* _Description of the task_: Retype the material word for word.

##### Given data

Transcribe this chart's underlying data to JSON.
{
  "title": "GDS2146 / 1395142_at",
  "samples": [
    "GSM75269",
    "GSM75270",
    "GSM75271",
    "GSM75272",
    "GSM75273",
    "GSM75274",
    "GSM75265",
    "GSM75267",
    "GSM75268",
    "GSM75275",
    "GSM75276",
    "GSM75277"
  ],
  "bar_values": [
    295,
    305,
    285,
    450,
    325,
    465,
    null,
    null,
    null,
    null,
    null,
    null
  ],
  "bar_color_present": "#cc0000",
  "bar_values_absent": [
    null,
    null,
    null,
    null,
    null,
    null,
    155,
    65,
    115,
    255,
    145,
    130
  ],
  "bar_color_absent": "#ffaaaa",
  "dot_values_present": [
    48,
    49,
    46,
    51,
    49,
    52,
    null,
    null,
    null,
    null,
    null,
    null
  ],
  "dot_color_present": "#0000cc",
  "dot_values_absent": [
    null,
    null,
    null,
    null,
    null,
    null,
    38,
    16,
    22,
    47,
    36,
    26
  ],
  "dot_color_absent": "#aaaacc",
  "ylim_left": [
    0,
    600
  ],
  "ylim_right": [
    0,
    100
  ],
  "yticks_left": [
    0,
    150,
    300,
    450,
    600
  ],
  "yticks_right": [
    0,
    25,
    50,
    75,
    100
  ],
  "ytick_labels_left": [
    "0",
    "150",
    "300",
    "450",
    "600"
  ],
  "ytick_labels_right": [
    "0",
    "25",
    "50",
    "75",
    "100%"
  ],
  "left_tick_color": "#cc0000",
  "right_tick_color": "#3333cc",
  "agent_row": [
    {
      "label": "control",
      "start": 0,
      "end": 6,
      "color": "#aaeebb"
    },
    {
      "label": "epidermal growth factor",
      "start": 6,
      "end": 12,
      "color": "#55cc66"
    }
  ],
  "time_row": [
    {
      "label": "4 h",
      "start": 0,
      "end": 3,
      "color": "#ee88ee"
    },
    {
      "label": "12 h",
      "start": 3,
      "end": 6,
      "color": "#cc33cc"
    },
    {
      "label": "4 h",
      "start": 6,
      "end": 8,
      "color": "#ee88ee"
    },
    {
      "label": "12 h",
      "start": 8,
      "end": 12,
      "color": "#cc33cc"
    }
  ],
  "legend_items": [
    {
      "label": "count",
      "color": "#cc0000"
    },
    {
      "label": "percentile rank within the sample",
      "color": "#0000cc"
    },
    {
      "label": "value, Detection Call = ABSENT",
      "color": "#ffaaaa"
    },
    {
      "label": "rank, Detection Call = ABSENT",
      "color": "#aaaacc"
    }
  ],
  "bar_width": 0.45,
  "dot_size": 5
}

##########

* _Response to this task_:
Transcribe this chart's underlying data to JSON.
{
  "title": "GDS2146 / 1395142_at",
  "samples": [
    "GSM75269",
    "GSM75270",
    "GSM75271",
    "GSM75272",
    "GSM75273",
    "GSM75274",
    "GSM75265",
    "GSM75267",
    "GSM75268",
    "GSM75275",
    "GSM75276",
    "GSM75277"
  ],
  "bar_values": [
    295,
    305,
    285,
    450,
    325,
    465,
    null,
    null,
    null,
    null,
    null,
    null
  ],
  "bar_color_present": "#cc0000",
  "bar_values_absent": [
    null,
    null,
    null,
    null,
    null,
    null,
    155,
    65,
    115,
    255,
    145,
    130
  ],
  "bar_color_absent": "#ffaaaa",
  "dot_values_present": [
    48,
    49,
    46,
    51,
    49,
    52,
    null,
    null,
    null,
    null,
    null,
    null
  ],
  "dot_color_present": "#0000cc",
  "dot_values_absent": [
    null,
    null,
    null,
    null,
    null,
    null,
    38,
    16,
    22,
    47,
    36,
    26
  ],
  "dot_color_absent": "#aaaacc",
  "ylim_left": [
    0,
    600
  ],
  "ylim_right": [
    0,
    100
  ],
  "yticks_left": [
    0,
    150,
    300,
    450,
    600
  ],
  "yticks_right": [
    0,
    25,
    50,
    75,
    100
  ],
  "ytick_labels_left": [
    "0",
    "150",
    "300",
    "450",
    "600"
  ],
  "ytick_labels_right": [
    "0",
    "25",
    "50",
    "75",
    "100%"
  ],
  "left_tick_color": "#cc0000",
  "right_tick_color": "#3333cc",
  "agent_row": [
    {
      "label": "control",
      "start": 0,
      "end": 6,
      "color": "#aaeebb"
    },
    {
      "label": "epidermal growth factor",
      "start": 6,
      "end": 12,
      "color": "#55cc66"
    }
  ],
  "time_row": [
    {
      "label": "4 h",
      "start": 0,
      "end": 3,
      "color": "#ee88ee"
    },
    {
      "label": "12 h",
      "start": 3,
      "end": 6,
      "color": "#cc33cc"
    },
    {
      "label": "4 h",
      "start": 6,
      "end": 8,
      "color": "#ee88ee"
    },
    {
      "label": "12 h",
      "start": 8,
      "end": 12,
      "color": "#cc33cc"
    }
  ],
  "legend_items": [
    {
      "label": "count",
      "color": "#cc0000"
    },
    {
      "label": "percentile rank within the sample",
      "color": "#0000cc"
    },
    {
      "label": "value, Detection Call = ABSENT",
      "color": "#ffaaaa"
    },
    {
      "label": "rank, Detection Call = ABSENT",
      "color": "#aaaacc"
    }
  ],
  "bar_width": 0.45,
  "dot_size": 5
}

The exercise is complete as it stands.